*** RECORD EXCERPTS
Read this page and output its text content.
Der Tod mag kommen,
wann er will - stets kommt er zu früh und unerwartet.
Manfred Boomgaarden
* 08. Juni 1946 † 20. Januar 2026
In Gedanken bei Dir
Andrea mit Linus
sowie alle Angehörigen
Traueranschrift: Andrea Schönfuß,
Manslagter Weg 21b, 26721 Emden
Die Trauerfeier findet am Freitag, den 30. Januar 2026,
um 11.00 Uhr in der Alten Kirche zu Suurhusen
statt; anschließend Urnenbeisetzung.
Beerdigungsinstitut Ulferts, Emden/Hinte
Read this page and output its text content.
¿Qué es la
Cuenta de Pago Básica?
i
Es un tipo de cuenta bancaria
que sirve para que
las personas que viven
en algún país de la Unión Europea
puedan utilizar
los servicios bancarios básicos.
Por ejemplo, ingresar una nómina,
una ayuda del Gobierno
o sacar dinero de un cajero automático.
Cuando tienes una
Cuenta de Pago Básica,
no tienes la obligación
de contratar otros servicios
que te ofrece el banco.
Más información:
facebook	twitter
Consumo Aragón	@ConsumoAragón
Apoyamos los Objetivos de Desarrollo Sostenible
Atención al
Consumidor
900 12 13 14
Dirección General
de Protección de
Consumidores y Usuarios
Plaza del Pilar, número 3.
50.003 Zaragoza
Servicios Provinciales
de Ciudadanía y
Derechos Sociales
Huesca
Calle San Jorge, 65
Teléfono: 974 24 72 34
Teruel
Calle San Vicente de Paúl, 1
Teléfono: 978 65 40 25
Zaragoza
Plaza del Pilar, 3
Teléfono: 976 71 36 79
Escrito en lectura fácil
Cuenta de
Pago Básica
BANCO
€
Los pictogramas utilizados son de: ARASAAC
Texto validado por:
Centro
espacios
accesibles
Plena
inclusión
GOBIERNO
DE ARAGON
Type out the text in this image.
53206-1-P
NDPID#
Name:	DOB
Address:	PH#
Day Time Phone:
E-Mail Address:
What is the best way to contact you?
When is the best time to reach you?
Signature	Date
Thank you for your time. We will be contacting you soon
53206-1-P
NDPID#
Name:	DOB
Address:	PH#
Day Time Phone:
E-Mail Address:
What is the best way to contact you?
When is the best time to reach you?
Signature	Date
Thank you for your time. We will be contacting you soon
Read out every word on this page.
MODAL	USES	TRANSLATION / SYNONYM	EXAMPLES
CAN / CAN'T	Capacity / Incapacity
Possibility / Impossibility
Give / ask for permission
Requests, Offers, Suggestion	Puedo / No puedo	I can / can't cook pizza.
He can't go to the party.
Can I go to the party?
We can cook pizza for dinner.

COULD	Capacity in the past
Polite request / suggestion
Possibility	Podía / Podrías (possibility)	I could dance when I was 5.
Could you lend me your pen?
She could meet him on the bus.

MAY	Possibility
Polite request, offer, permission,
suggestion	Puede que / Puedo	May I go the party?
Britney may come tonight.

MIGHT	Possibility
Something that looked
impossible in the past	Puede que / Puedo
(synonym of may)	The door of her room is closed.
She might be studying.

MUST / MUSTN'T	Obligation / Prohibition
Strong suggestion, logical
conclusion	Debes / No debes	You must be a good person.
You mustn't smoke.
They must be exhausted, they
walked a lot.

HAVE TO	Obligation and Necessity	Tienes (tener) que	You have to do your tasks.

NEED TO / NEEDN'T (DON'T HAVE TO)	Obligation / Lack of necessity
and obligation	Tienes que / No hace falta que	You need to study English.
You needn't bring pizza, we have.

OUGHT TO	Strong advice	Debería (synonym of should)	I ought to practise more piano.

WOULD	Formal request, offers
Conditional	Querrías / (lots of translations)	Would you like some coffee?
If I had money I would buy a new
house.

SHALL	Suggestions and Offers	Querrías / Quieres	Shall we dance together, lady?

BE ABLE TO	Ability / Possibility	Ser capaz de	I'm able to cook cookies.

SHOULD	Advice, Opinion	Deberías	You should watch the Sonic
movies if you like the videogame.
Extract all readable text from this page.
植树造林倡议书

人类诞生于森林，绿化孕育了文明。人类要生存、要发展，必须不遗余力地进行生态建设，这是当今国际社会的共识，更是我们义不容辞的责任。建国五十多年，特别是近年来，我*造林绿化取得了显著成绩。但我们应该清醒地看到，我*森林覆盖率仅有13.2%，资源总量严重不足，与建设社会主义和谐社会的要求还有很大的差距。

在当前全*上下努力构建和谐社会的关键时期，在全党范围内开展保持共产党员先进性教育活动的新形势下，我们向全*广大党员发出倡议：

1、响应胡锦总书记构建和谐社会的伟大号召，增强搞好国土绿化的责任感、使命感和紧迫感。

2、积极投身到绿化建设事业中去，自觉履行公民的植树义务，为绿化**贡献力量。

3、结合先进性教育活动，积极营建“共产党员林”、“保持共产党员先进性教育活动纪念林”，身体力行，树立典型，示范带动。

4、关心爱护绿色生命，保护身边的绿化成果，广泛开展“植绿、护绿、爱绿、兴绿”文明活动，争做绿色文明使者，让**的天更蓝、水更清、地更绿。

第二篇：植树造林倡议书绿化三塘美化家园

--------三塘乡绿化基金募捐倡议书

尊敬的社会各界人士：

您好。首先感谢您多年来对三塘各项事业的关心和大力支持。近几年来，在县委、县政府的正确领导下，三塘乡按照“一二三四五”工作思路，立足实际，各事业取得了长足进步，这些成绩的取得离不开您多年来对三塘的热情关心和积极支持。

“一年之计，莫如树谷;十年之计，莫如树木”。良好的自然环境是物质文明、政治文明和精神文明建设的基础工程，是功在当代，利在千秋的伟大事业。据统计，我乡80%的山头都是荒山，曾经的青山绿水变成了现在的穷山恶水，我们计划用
******
# WORK TO COMPLETE
Gather all lines from the records above in which "your" appears.

# TASK SOLUTION
Thank you for your time. We will be contacting you soon
Thank you for your time. We will be contacting you soon
Could you lend me your pen?
HAVE TO	Obligation and Necessity	Tienes (tener) que	You have to do your tasks.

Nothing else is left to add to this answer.